(Stored entries)
═══
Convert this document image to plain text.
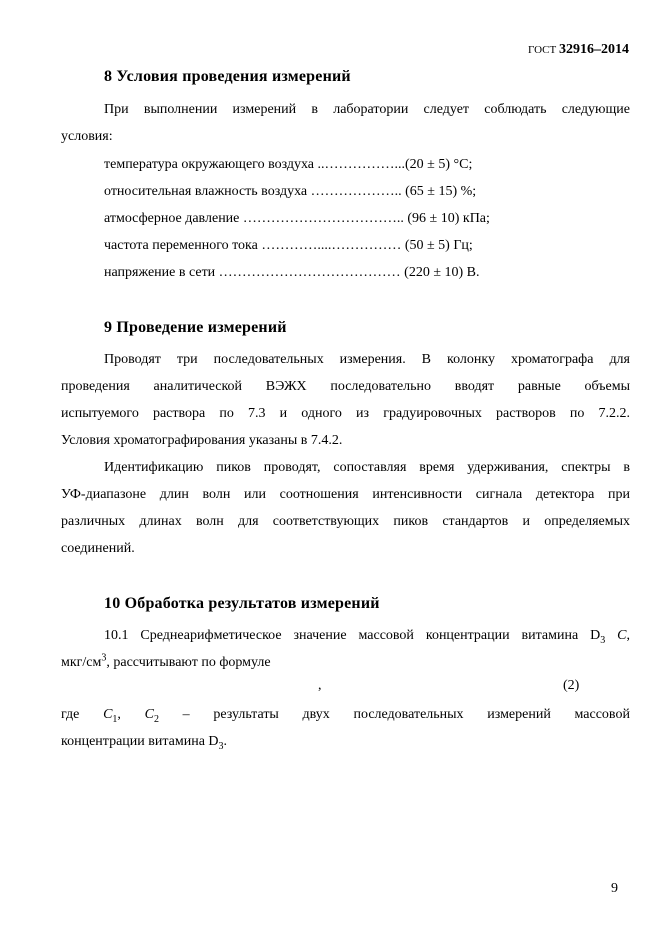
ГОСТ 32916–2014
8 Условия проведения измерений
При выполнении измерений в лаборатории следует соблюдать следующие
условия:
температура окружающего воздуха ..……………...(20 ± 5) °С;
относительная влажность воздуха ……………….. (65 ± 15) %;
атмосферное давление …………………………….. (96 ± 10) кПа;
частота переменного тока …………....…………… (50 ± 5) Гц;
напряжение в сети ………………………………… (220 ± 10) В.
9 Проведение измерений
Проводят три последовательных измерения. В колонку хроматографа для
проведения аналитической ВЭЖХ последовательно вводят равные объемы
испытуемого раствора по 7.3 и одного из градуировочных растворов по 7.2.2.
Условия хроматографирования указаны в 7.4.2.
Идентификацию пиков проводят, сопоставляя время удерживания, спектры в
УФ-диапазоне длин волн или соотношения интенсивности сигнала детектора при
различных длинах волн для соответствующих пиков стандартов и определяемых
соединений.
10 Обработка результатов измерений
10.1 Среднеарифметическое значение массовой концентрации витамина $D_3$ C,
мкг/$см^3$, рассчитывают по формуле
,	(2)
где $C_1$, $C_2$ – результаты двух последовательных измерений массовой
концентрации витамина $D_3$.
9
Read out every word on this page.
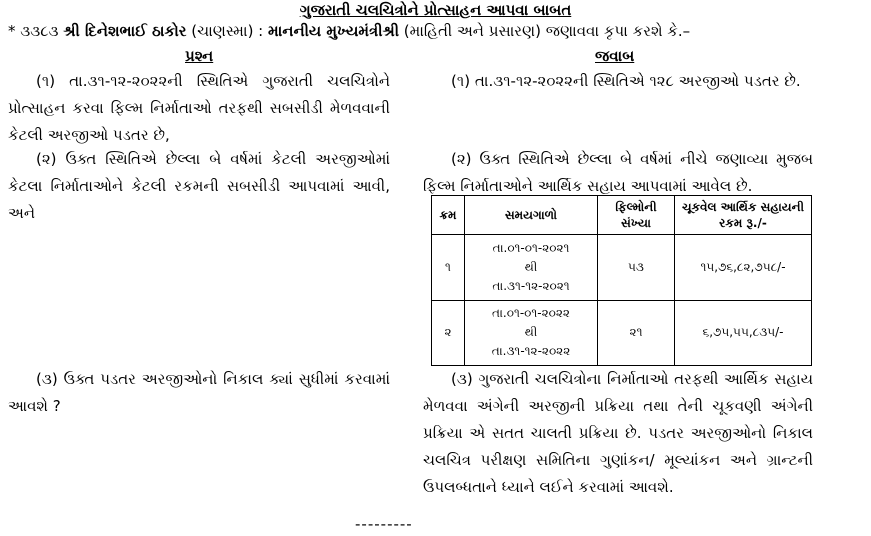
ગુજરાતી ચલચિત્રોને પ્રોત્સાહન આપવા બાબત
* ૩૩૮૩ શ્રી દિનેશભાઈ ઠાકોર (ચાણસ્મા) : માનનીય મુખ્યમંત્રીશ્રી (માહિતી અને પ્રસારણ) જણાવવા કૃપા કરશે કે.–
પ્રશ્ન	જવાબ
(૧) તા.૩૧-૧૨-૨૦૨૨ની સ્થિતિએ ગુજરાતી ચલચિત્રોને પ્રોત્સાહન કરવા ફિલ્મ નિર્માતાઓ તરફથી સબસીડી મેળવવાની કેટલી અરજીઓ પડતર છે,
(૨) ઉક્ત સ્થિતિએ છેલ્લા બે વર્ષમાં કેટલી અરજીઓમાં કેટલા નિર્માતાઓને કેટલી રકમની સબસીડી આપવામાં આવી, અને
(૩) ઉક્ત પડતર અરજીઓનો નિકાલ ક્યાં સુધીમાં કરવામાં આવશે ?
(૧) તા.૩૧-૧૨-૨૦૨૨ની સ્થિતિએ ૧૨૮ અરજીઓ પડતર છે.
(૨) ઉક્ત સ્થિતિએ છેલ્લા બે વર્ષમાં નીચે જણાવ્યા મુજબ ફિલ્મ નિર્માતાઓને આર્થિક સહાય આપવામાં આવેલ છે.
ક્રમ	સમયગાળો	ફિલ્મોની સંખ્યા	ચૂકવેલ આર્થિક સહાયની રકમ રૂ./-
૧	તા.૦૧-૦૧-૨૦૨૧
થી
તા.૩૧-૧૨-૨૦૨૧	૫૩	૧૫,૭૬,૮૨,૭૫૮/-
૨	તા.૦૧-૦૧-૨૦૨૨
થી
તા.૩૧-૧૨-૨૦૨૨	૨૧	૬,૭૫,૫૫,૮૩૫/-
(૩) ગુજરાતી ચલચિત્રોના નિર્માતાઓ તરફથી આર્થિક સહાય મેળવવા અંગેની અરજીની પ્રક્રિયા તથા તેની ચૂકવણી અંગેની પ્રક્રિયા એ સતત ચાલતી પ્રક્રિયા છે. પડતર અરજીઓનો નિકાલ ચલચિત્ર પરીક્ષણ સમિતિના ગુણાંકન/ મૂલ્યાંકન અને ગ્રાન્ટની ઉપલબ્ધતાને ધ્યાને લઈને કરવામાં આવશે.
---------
═══
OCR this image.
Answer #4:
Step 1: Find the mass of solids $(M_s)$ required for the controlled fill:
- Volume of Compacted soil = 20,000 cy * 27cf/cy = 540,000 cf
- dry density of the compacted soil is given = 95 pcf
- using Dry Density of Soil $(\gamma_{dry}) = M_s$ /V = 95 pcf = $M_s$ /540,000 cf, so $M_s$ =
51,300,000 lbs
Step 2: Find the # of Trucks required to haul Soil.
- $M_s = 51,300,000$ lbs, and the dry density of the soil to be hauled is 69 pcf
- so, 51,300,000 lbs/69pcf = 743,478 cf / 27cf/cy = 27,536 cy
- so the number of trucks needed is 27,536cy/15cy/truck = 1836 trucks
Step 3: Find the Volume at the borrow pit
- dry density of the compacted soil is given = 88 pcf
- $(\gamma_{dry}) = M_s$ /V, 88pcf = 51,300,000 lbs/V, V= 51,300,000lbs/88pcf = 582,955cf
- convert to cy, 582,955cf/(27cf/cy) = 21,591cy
═══
GOAL ▸ Looking at the records above, work out how many lines include the string "проведения". Give the number and nothing else.

ANSWER ▸ 2